# [Set of tasks]
1. In the UltraVIEW confocal scanner text, list every component that all UltraVIEW systems are said to be made up of.
2. Echo a passage from the UltraVIEW confocal scanner text word for word, starting at the words "All UltraVIEW systems" and stopping after "photobleaching and phototoxicity.".

# [Text section]
BEGIN

Multi-dimensional imaging of live or fixed biological samples (cells, tissues, embryos, and even organisms) has become one of the most popular techniques in cell biology. The Ultra
VIEW Live Cell Imaging Confocal Scanner from Perking Elmer, a leader in Health Sciences and Photonics, is a versatile instrument that can be used for a wide variety of samples, labels, applications and experimental conditions (live and fixed specimens). UltraVIEW LCI is ideal for confocal live cell imaging applications and it offers the possibility of using a wide range of fluorescent proteins and dyes in multi-labeling/multi-dimensional experiments.
All UltraVIEW systems are comprised of a confocal scanner, various laser illumination sources (3 or 5 lines), wavelength controls (filter or AOTF), a CCD detector, and acquisition/analysis software. The system is compatible with a wide range of inverted or upright microscopes. In my case, I have an inverted Nikon TE 2000. Additional modules can be purchased and integrated into the system such as the PhotoKinesis system that enable Fluorescence Recovery After Photobleaching (FRAP). The UltraVIEW system is a dual spinning (Nipkow) disk based confocal system that offers important advantages due to its increases speed and reduced photobleaching and phototoxicity.

END

# [Provided data]
BEGIN

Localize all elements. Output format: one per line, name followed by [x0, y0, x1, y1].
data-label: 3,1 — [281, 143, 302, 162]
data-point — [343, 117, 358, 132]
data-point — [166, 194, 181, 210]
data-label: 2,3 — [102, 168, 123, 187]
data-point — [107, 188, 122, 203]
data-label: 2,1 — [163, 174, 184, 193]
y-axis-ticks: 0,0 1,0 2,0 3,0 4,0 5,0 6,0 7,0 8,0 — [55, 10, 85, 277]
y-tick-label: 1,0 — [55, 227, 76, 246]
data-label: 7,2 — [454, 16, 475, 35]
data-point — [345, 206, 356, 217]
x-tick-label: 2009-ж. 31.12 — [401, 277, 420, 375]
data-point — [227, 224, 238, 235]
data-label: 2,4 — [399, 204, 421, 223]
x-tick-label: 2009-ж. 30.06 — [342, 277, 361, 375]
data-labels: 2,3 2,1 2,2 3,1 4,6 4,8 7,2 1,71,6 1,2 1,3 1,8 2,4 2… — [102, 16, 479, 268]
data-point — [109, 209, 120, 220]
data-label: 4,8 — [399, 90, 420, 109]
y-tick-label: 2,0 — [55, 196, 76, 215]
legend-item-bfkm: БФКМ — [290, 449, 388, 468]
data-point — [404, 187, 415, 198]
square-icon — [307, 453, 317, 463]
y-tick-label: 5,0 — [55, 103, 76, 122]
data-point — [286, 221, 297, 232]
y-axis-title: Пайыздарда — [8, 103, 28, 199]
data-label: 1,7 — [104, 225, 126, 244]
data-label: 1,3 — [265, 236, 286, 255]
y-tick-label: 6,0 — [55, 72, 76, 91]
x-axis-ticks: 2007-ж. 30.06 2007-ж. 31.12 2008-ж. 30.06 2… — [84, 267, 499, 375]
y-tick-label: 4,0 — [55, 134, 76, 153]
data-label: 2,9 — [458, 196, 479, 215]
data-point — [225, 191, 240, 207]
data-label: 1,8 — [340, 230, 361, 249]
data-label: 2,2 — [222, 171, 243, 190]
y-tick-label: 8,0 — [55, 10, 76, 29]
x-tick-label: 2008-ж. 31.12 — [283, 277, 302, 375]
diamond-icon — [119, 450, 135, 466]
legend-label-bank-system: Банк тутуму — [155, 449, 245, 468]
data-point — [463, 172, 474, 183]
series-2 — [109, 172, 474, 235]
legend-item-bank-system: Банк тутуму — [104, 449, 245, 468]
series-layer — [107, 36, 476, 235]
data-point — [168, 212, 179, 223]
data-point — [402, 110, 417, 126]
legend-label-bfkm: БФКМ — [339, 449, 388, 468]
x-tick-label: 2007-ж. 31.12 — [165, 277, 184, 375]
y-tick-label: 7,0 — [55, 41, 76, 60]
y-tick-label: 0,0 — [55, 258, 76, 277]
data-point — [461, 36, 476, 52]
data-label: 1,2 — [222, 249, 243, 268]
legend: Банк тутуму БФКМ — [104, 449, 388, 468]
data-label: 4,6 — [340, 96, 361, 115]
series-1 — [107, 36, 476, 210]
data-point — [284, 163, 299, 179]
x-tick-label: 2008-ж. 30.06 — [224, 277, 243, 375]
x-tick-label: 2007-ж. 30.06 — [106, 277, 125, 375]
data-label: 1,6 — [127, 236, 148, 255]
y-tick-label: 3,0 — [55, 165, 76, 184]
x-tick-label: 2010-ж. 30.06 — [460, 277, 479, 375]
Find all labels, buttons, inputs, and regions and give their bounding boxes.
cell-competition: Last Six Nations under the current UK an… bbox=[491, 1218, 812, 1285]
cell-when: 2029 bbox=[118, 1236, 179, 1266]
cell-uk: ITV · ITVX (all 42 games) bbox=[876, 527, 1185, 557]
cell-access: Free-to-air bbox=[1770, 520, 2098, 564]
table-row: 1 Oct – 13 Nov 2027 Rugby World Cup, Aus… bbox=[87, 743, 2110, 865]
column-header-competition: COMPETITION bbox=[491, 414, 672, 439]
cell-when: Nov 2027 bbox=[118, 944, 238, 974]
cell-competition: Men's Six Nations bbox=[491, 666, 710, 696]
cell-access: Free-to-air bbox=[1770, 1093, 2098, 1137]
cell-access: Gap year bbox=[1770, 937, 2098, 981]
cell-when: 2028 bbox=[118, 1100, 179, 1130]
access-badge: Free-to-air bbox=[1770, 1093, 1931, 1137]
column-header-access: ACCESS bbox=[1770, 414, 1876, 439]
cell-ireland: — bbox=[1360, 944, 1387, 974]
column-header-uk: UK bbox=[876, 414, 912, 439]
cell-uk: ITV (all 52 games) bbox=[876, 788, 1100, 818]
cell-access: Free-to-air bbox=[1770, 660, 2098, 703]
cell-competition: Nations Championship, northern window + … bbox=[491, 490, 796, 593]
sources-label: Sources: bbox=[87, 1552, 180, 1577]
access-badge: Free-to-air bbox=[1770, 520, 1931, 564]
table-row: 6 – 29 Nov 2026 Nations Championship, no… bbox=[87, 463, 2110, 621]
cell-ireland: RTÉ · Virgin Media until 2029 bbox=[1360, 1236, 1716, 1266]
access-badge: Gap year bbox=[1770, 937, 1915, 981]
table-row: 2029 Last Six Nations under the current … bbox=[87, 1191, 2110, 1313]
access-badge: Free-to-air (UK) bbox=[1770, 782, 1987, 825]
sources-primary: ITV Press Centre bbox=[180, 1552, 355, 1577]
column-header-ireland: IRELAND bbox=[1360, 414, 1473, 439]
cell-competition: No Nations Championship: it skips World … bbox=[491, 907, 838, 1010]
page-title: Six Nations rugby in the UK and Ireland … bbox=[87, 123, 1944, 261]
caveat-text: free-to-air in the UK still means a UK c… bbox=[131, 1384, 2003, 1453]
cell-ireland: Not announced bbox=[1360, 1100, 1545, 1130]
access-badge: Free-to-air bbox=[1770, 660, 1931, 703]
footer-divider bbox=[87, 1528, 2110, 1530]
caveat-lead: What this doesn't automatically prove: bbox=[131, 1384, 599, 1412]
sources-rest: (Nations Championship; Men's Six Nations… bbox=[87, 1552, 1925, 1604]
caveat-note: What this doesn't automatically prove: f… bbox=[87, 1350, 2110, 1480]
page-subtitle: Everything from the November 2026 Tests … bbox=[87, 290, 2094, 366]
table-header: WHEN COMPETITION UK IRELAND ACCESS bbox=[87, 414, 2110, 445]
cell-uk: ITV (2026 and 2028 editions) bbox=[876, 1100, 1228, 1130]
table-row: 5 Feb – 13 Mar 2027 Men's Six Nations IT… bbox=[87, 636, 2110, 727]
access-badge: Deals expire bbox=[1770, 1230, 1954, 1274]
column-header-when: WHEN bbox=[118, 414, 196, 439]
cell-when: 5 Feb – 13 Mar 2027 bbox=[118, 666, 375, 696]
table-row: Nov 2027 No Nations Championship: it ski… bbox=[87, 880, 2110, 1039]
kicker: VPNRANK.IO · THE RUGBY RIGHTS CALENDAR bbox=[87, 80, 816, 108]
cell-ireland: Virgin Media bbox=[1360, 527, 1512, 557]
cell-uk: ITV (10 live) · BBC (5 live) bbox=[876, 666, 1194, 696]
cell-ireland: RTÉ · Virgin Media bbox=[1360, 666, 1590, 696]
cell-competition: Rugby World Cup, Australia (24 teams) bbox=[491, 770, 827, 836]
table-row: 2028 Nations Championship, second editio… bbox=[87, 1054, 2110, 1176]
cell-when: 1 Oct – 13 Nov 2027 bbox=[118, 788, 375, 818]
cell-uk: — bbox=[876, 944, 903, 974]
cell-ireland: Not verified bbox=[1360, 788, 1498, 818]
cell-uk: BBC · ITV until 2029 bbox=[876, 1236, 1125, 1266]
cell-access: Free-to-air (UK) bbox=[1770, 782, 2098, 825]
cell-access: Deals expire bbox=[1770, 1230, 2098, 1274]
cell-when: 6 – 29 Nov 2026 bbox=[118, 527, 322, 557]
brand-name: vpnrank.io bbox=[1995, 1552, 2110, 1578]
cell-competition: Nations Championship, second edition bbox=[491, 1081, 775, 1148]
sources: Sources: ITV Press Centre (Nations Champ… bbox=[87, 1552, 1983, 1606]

END

# [Results]
1.
- a confocal scanner
- various laser illumination sources (3 or 5 lines)
- wavelength controls (filter or AOTF)
- a CCD detector
- acquisition/analysis software

2.
All UltraVIEW systems are comprised of a confocal scanner, various laser illumination sources (3 or 5 lines), wavelength controls (filter or AOTF), a CCD detector, and acquisition/analysis software. The system is compatible with a wide range of inverted or upright microscopes. In my case, I have an inverted Nikon TE 2000. Additional modules can be purchased and integrated into the system such as the PhotoKinesis system that enable Fluorescence Recovery After Photobleaching (FRAP). The UltraVIEW system is a dual spinning (Nipkow) disk based confocal system that offers important advantages due to its increases speed and reduced photobleaching and phototoxicity.